• **What the exercise asks**: Reproduce the data below line by line, without any changes, and leave out the pictures.

• **Data records**:
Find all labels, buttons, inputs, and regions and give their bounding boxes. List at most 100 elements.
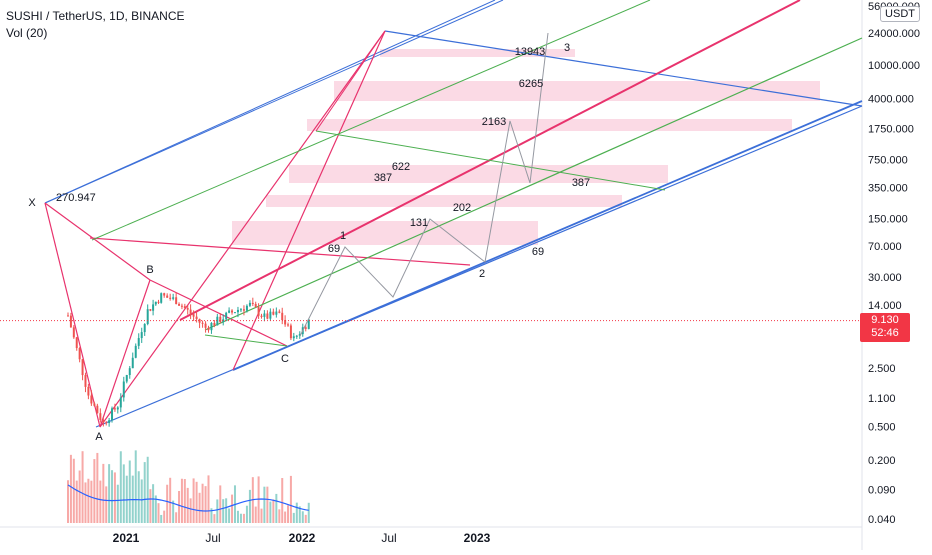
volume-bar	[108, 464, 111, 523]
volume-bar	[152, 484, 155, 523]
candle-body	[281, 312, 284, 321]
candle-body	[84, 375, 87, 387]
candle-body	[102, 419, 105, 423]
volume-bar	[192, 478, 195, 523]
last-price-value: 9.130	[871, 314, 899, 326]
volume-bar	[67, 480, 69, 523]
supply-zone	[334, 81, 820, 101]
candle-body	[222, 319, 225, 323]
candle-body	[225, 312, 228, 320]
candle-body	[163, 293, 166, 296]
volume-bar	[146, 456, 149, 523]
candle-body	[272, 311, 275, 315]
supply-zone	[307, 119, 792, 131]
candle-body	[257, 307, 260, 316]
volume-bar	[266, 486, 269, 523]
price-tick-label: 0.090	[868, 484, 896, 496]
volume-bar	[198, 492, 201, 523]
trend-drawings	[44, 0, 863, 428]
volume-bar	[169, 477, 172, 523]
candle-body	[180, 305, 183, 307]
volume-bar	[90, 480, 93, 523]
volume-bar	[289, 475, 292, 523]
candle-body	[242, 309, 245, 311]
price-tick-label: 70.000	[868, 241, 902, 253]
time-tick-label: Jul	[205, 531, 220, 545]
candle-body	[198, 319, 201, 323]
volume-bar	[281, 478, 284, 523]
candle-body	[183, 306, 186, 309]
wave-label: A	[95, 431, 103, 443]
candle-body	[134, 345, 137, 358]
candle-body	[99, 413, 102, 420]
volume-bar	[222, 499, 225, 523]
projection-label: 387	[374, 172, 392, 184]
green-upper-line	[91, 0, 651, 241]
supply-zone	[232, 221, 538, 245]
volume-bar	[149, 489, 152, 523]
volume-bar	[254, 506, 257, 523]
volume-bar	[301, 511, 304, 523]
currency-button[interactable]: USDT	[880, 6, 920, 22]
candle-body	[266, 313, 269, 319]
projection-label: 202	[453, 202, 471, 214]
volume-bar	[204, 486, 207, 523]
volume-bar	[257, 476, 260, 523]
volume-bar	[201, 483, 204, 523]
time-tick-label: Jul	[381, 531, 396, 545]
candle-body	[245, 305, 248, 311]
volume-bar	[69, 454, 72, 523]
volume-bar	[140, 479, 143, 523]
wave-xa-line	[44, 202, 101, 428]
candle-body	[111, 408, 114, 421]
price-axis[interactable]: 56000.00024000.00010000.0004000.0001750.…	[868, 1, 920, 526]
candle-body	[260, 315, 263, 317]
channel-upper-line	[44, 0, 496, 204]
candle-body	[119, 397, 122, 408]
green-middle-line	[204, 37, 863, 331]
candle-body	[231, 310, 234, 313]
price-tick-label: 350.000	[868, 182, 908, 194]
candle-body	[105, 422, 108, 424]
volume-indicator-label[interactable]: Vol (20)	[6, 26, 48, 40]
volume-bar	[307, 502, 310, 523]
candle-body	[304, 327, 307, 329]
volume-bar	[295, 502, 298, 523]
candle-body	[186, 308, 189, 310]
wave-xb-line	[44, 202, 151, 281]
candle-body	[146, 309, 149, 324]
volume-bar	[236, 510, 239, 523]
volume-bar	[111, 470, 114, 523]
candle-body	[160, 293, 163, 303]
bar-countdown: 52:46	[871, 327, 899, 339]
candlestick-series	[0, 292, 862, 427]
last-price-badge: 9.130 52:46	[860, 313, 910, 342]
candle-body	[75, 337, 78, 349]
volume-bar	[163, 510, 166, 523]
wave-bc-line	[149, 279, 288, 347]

• **Task response**:
Find all labels, buttons, inputs, and regions and give their bounding boxes. List at most 100 elements.
volume-bar	[108, 464, 111, 523]
volume-bar	[152, 484, 155, 523]
candle-body	[281, 312, 284, 321]
candle-body	[84, 375, 87, 387]
candle-body	[102, 419, 105, 423]
volume-bar	[192, 478, 195, 523]
last-price-value: 9.130	[871, 314, 899, 326]
volume-bar	[67, 480, 69, 523]
supply-zone	[334, 81, 820, 101]
candle-body	[222, 319, 225, 323]
candle-body	[225, 312, 228, 320]
candle-body	[163, 293, 166, 296]
volume-bar	[146, 456, 149, 523]
candle-body	[272, 311, 275, 315]
supply-zone	[307, 119, 792, 131]
candle-body	[257, 307, 260, 316]
volume-bar	[266, 486, 269, 523]
price-tick-label: 0.090	[868, 484, 896, 496]
volume-bar	[198, 492, 201, 523]
trend-drawings	[44, 0, 863, 428]
volume-bar	[169, 477, 172, 523]
candle-body	[180, 305, 183, 307]
volume-bar	[90, 480, 93, 523]
volume-bar	[289, 475, 292, 523]
candle-body	[242, 309, 245, 311]
price-tick-label: 70.000	[868, 241, 902, 253]
time-tick-label: Jul	[205, 531, 220, 545]
candle-body	[198, 319, 201, 323]
volume-bar	[281, 478, 284, 523]
candle-body	[183, 306, 186, 309]
wave-label: A	[95, 431, 103, 443]
candle-body	[134, 345, 137, 358]
candle-body	[99, 413, 102, 420]
volume-bar	[222, 499, 225, 523]
projection-label: 387	[374, 172, 392, 184]
green-upper-line	[91, 0, 651, 241]
supply-zone	[232, 221, 538, 245]
volume-bar	[149, 489, 152, 523]
volume-bar	[254, 506, 257, 523]
volume-bar	[301, 511, 304, 523]
currency-button[interactable]: USDT	[880, 6, 920, 22]
candle-body	[266, 313, 269, 319]
projection-label: 202	[453, 202, 471, 214]
volume-bar	[204, 486, 207, 523]
volume-bar	[257, 476, 260, 523]
volume-bar	[201, 483, 204, 523]
time-tick-label: Jul	[381, 531, 396, 545]
candle-body	[245, 305, 248, 311]
volume-bar	[69, 454, 72, 523]
volume-bar	[140, 479, 143, 523]
wave-xa-line	[44, 202, 101, 428]
candle-body	[111, 408, 114, 421]
price-axis[interactable]: 56000.00024000.00010000.0004000.0001750.…	[868, 1, 920, 526]
candle-body	[260, 315, 263, 317]
channel-upper-line	[44, 0, 496, 204]
candle-body	[119, 397, 122, 408]
green-middle-line	[204, 37, 863, 331]
candle-body	[231, 310, 234, 313]
price-tick-label: 350.000	[868, 182, 908, 194]
candle-body	[105, 422, 108, 424]
volume-indicator-label[interactable]: Vol (20)	[6, 26, 48, 40]
volume-bar	[307, 502, 310, 523]
candle-body	[304, 327, 307, 329]
volume-bar	[295, 502, 298, 523]
candle-body	[186, 308, 189, 310]
wave-xb-line	[44, 202, 151, 281]
candle-body	[146, 309, 149, 324]
volume-bar	[236, 510, 239, 523]
volume-bar	[111, 470, 114, 523]
candle-body	[160, 293, 163, 303]
bar-countdown: 52:46	[871, 327, 899, 339]
candlestick-series	[0, 292, 862, 427]
last-price-badge: 9.130 52:46	[860, 313, 910, 342]
candle-body	[75, 337, 78, 349]
volume-bar	[163, 510, 166, 523]
wave-bc-line	[149, 279, 288, 347]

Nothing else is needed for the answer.